▶ **TASKS TO PERFORM**:
1. Set down the passage of the Mare of Easttown interview from "It really throws" up to and including "a different way.", keeping every word unchanged.
2. Answer these questions using the Mare of Easttown interview:
(a) Which earlier mystery series also gained audience every week after its premiere?
(b) Who confessed to the crime in the penultimate episode?
(c) For about how long did Ingelsby say he had the characters in his head before the idea of Ryan as the killer came to him?

▶ **PROVIDED TEXT**:

_ _ _ _ _

This article contains spoilers for Mare of Easttown, including the final episode. Youse have been warned.
Mare of Easttown drew to a close with a genuinely shocking twist: The killer of Erin McMenamin wasn’t Billy Ross, who confessed to the crime in the penultimate episode, or his brother John, who fathered a child with his dead niece, or even John’s wife, Lori—it was tween Ryan Ross, who accidentally killed Erin in an attempt to prevent his family from breaking apart. The HBO series has become a phenomenon, increasing in audience every week since its premiere—a feat previously accomplished only by last year’s buzzy mystery The Undoing. The latter series suffered some serious blowback when it turned out the killer was just who the audience thought it had been all along, which isn’t a fate Mare is likely to suffer. How did Brad Ingelsby, who wrote all seven episodes, come up with an ending that made sense in retrospect but wasn’t easy to predict? Slate asked him about crafting the perfect mystery, that accent, the show’s depiction of police, and whether Mare might return for another season.
Sam Adams: So, Ryan Ross! At what point in the writing did you settle on him being the killer?
Brad Ingelsby: Even before I wrote a single word of the script, actually. I had these characters in my head for, oh my goodness, months and months and months, but I just didn’t know where it ended. And I’ve watched enough of these crime shows to know, or to think at least, that you’ve got to stick the landing, as they say. And listen, who knows if we did. But I was convinced that unless I had a good-enough ending that I wasn’t going to start writing it. I took about eight months with the characters in my head and then one day I was like, “Can it be Ryan? That would be really hard on Mare and how it relates to her son and Lori.” That felt like a surprising ending, and also a really emotional one.
It really throws into relief that this is a story about a woman coming to terms with the death of her son—and in the end helping her friend cope with losing her own son, albeit in a different way.

_ _ _ _ _

▶ **COLLECTED DATA**:
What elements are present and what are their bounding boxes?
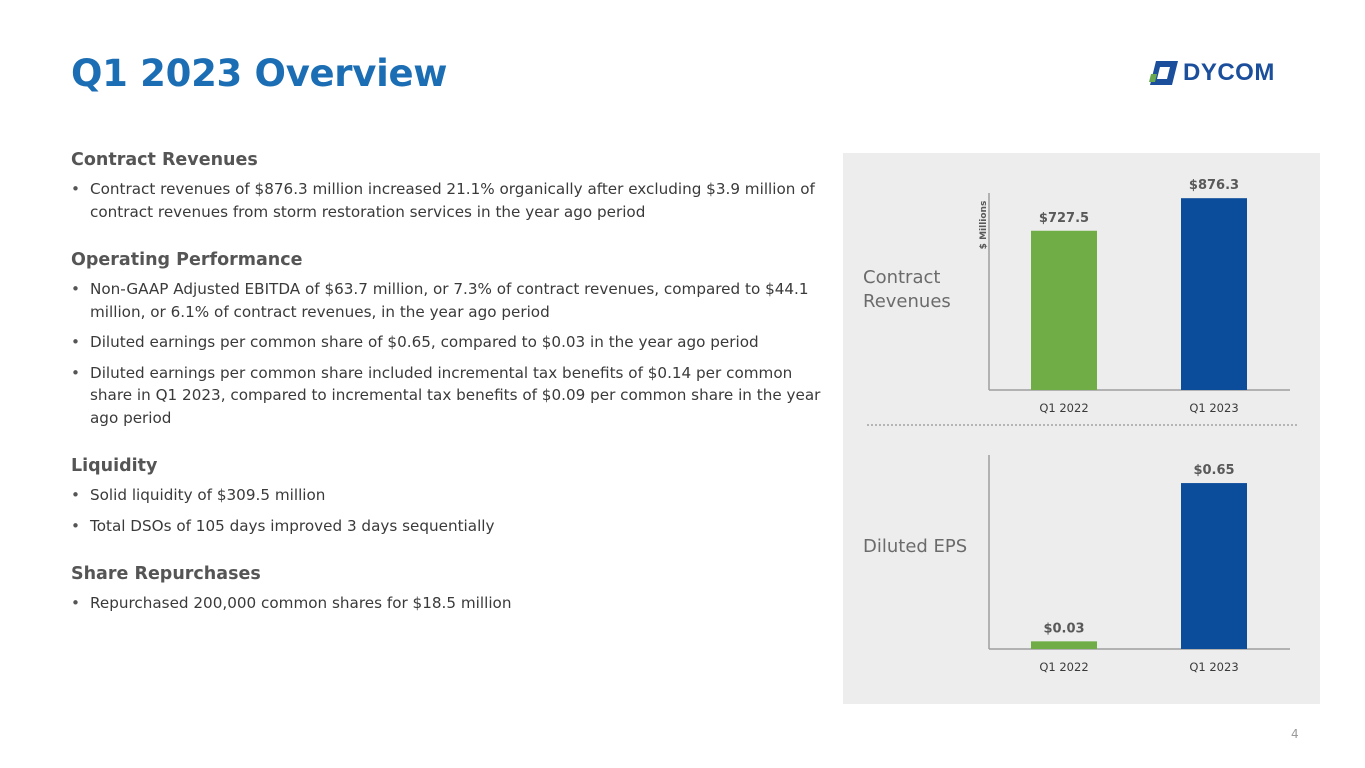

_ _ _ _ _

▶ **RESULTS FOR EACH TASK**:
1.
It really throws into relief that this is a story about a woman coming to terms with the death of her son—and in the end helping her friend cope with losing her own son, albeit in a different way.

2.
(a) The Undoing
(b) Billy Ross
(c) About eight months